=== PROBLEM TO SOLVE ===
Your task is to transcribe all of the records exactly and leave out the pictures.

=== RECORDS SUPPLIED ===

****************

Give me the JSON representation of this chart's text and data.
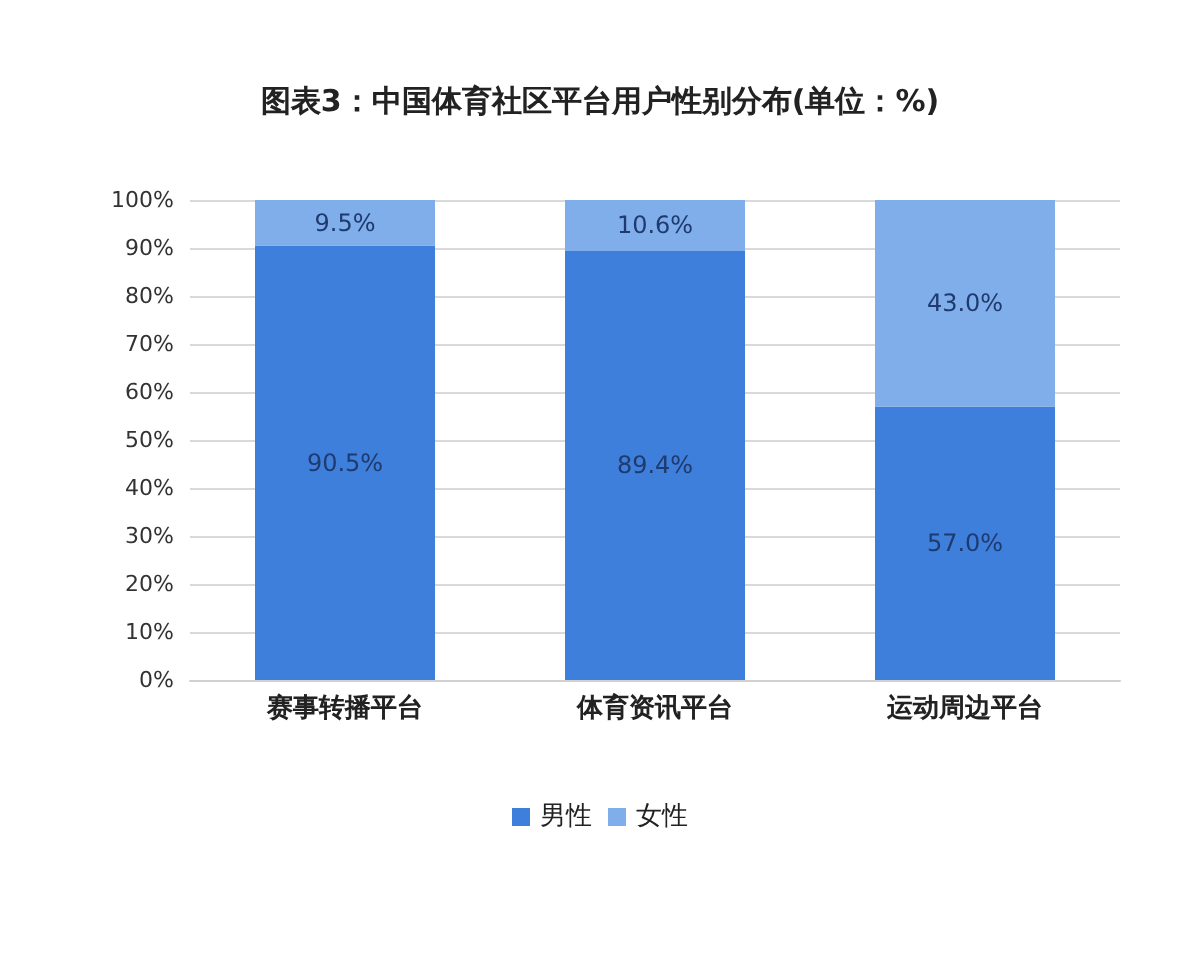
{
  "chart_data": {
    "type": "bar",
    "title": "图表3：中国体育社区平台用户性别分布(单位：%)",
    "categories": [
      "赛事转播平台",
      "体育资讯平台",
      "运动周边平台"
    ],
    "stacked": true,
    "series": [
      {
        "name": "男性",
        "color": "#3f7fdc",
        "values": [
          90.5,
          89.4,
          57.0
        ],
        "value_labels": [
          "90.5%",
          "89.4%",
          "57.0%"
        ]
      },
      {
        "name": "女性",
        "color": "#80aeea",
        "values": [
          9.5,
          10.6,
          43.0
        ],
        "value_labels": [
          "9.5%",
          "10.6%",
          "43.0%"
        ]
      }
    ],
    "ylim": [
      0,
      100
    ],
    "yticks": [
      {
        "value": 0,
        "label": "0%"
      },
      {
        "value": 10,
        "label": "10%"
      },
      {
        "value": 20,
        "label": "20%"
      },
      {
        "value": 30,
        "label": "30%"
      },
      {
        "value": 40,
        "label": "40%"
      },
      {
        "value": 50,
        "label": "50%"
      },
      {
        "value": 60,
        "label": "60%"
      },
      {
        "value": 70,
        "label": "70%"
      },
      {
        "value": 80,
        "label": "80%"
      },
      {
        "value": 90,
        "label": "90%"
      },
      {
        "value": 100,
        "label": "100%"
      }
    ],
    "grid": "y",
    "legend": "bottom"
  }
}
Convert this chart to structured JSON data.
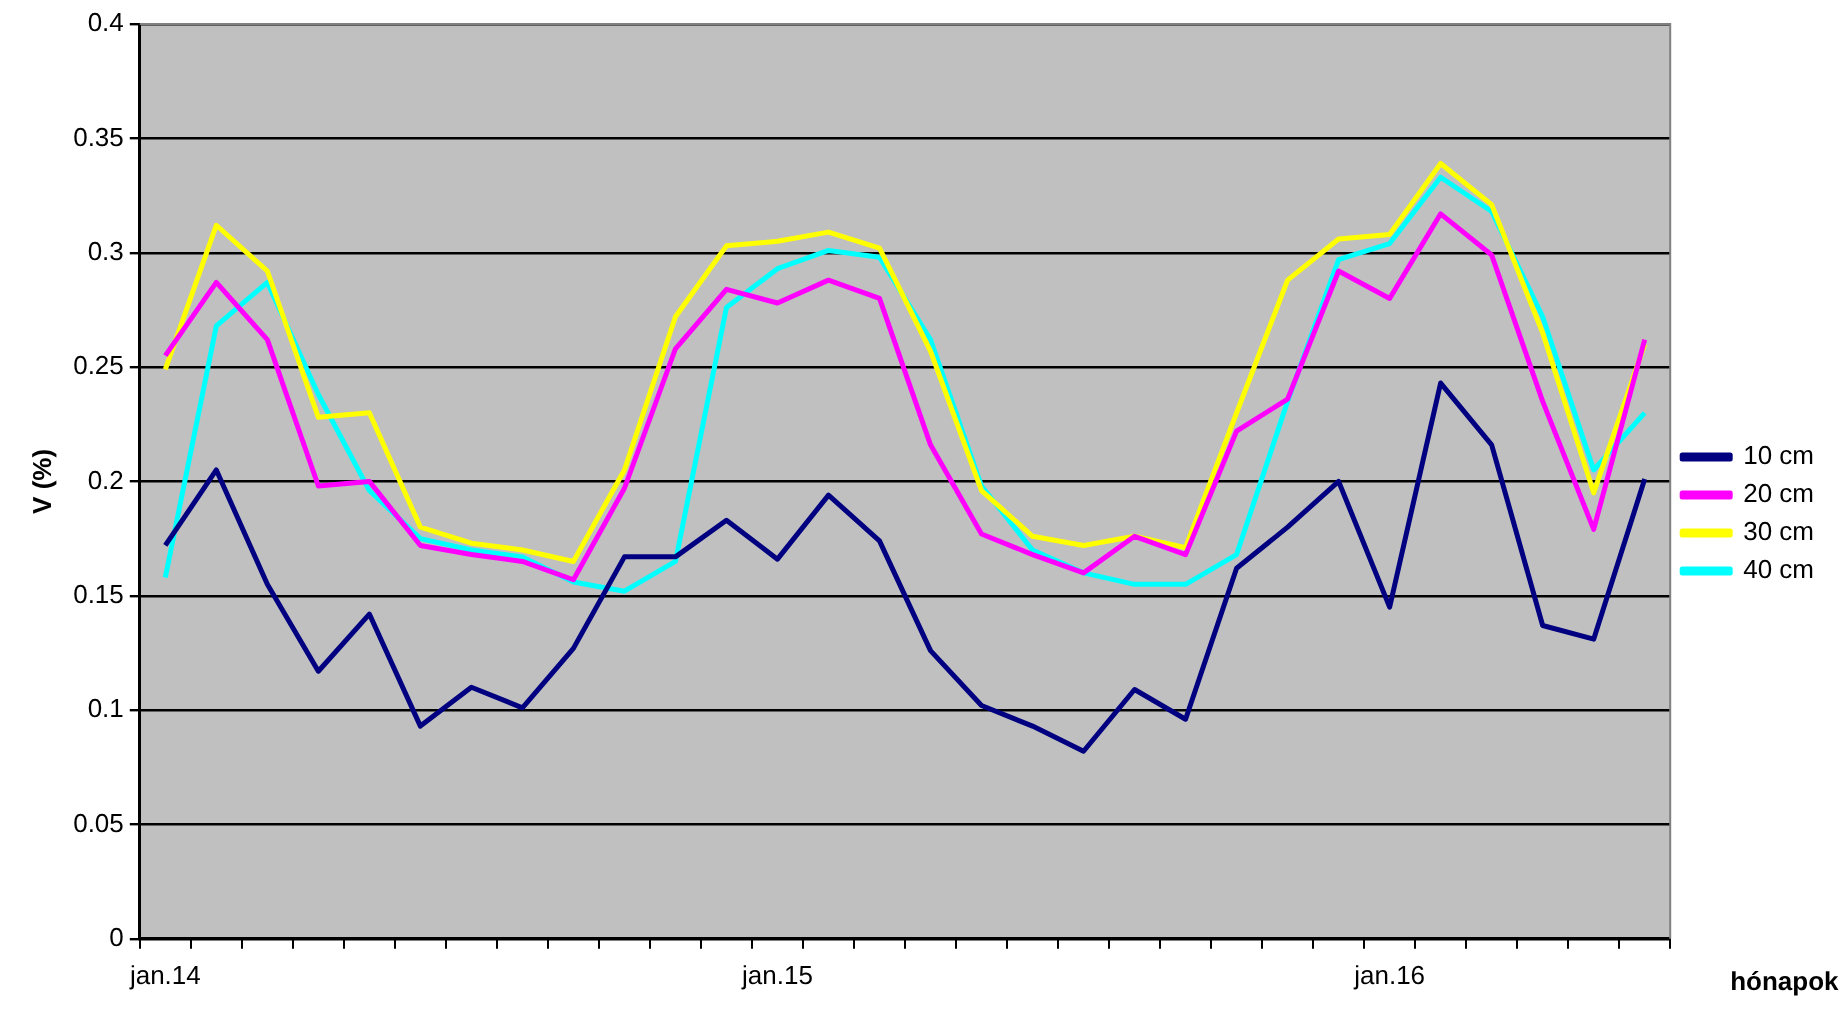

****************

=== EXERCISE ANSWER ===
Give me the JSON representation of this chart's text and data.
{
  "chart_data": {
    "type": "bar",
    "title": "图表3：中国体育社区平台用户性别分布(单位：%)",
    "categories": [
      "赛事转播平台",
      "体育资讯平台",
      "运动周边平台"
    ],
    "stacked": true,
    "series": [
      {
        "name": "男性",
        "color": "#3f7fdc",
        "values": [
          90.5,
          89.4,
          57.0
        ],
        "value_labels": [
          "90.5%",
          "89.4%",
          "57.0%"
        ]
      },
      {
        "name": "女性",
        "color": "#80aeea",
        "values": [
          9.5,
          10.6,
          43.0
        ],
        "value_labels": [
          "9.5%",
          "10.6%",
          "43.0%"
        ]
      }
    ],
    "ylim": [
      0,
      100
    ],
    "yticks": [
      {
        "value": 0,
        "label": "0%"
      },
      {
        "value": 10,
        "label": "10%"
      },
      {
        "value": 20,
        "label": "20%"
      },
      {
        "value": 30,
        "label": "30%"
      },
      {
        "value": 40,
        "label": "40%"
      },
      {
        "value": 50,
        "label": "50%"
      },
      {
        "value": 60,
        "label": "60%"
      },
      {
        "value": 70,
        "label": "70%"
      },
      {
        "value": 80,
        "label": "80%"
      },
      {
        "value": 90,
        "label": "90%"
      },
      {
        "value": 100,
        "label": "100%"
      }
    ],
    "grid": "y",
    "legend": "bottom"
  }
}
Convert this chart to structured JSON data.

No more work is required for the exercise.